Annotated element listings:
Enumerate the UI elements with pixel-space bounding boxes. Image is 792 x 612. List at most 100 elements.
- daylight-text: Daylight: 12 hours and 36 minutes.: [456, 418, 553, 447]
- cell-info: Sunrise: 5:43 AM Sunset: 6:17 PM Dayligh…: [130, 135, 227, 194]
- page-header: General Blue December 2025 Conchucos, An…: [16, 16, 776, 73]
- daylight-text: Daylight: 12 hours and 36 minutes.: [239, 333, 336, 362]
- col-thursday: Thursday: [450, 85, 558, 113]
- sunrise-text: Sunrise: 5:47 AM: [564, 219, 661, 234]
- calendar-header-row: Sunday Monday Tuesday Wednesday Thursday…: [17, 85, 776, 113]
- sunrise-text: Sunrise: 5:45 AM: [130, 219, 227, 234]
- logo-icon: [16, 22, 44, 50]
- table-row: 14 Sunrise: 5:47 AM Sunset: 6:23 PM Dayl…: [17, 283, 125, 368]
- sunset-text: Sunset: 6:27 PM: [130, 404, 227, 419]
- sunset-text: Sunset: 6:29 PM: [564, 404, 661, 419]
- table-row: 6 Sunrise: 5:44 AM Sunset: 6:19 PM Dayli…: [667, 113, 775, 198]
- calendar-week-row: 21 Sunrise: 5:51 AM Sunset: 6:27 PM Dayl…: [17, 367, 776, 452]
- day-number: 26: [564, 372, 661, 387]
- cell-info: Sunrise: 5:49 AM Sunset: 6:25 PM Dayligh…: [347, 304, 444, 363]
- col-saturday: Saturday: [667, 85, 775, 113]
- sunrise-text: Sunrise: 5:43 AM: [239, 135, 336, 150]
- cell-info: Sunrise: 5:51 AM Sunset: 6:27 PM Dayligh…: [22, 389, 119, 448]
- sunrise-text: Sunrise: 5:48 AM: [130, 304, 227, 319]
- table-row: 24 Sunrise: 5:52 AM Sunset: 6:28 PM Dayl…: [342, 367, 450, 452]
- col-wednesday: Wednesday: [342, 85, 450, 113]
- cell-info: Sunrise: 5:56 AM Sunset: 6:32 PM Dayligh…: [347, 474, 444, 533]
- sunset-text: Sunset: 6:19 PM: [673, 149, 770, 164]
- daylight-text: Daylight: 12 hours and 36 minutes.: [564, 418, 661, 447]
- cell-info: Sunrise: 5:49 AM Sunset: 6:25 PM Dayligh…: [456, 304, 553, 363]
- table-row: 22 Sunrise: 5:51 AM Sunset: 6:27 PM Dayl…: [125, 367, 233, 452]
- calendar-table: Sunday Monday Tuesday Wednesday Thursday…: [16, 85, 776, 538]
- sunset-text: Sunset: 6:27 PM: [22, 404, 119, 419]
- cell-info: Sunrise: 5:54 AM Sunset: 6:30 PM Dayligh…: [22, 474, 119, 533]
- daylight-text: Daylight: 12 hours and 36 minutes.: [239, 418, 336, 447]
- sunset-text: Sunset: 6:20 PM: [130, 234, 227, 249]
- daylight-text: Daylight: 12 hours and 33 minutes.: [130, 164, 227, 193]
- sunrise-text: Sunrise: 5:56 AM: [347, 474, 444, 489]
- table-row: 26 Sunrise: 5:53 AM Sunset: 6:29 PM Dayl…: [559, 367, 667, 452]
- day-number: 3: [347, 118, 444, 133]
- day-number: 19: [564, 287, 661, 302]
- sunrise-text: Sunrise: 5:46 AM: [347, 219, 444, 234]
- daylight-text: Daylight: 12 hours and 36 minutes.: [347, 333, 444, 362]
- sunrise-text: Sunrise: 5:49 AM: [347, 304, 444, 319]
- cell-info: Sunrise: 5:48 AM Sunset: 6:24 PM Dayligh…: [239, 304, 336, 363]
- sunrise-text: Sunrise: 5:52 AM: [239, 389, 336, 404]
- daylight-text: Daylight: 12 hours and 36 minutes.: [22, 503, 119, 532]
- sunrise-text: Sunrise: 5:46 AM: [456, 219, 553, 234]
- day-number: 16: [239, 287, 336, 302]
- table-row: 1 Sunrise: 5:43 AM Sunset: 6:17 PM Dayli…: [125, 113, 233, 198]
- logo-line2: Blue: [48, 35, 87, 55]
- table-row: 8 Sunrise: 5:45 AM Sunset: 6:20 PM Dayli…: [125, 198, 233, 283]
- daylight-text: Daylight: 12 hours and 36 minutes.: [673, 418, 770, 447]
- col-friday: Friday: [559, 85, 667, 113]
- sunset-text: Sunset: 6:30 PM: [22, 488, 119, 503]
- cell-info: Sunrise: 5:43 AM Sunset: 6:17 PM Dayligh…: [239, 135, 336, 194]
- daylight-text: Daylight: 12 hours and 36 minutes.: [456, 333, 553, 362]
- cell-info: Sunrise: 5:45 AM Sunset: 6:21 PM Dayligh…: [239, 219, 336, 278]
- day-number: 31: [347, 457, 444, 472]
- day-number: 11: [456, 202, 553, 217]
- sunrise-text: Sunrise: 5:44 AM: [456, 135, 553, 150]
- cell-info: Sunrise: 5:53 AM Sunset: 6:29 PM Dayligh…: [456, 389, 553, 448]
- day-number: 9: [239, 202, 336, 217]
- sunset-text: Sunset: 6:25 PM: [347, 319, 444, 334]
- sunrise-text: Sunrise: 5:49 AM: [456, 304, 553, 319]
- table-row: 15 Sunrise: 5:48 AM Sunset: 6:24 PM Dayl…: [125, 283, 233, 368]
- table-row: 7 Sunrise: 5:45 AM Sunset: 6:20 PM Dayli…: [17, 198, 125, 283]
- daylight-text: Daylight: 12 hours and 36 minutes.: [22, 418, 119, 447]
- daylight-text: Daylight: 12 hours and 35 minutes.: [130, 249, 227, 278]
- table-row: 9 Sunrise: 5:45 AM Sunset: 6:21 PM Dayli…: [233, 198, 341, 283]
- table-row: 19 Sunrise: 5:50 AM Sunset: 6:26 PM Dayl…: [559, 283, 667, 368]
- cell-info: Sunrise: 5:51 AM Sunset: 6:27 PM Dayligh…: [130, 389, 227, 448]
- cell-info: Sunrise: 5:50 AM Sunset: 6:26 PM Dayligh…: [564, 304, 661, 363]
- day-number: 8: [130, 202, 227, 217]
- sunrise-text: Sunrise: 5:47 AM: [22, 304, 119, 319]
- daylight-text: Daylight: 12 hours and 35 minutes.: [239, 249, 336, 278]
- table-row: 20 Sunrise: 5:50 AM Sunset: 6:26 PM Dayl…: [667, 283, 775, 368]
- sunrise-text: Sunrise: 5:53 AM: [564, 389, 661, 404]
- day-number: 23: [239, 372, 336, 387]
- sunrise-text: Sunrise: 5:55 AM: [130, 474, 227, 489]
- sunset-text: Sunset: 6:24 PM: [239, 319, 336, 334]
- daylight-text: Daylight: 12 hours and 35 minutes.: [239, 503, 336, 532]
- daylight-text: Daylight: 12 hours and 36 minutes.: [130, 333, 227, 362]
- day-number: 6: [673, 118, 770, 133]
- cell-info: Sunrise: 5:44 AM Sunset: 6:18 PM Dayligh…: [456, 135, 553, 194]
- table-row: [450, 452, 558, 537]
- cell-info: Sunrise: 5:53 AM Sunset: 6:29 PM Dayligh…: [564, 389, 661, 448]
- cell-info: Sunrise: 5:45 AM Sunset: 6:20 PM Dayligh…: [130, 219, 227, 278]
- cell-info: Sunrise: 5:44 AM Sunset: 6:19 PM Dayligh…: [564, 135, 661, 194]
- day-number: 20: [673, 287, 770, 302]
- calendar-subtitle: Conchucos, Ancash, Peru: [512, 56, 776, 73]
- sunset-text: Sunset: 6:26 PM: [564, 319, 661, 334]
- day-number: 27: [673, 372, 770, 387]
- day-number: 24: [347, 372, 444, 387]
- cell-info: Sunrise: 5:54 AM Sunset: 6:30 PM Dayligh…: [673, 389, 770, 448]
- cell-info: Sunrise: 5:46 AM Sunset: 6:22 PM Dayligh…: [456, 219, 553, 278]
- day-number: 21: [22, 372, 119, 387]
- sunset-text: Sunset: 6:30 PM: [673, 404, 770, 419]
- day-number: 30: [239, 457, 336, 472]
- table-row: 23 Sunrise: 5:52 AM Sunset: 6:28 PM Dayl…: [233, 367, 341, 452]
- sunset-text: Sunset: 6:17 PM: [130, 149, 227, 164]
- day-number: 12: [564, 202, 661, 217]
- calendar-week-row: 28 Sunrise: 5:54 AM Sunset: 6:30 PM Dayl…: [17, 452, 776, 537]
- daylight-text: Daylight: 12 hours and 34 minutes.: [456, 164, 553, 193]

GOAL OF THE EXERCISE:
Return each line from the entries above that contains the string "Blue". Matching is case-sensitive.

COMPLETED TASK:
- page-header: General Blue December 2025 Conchucos, An…: [16, 16, 776, 73]
- logo-line2: Blue: [48, 35, 87, 55]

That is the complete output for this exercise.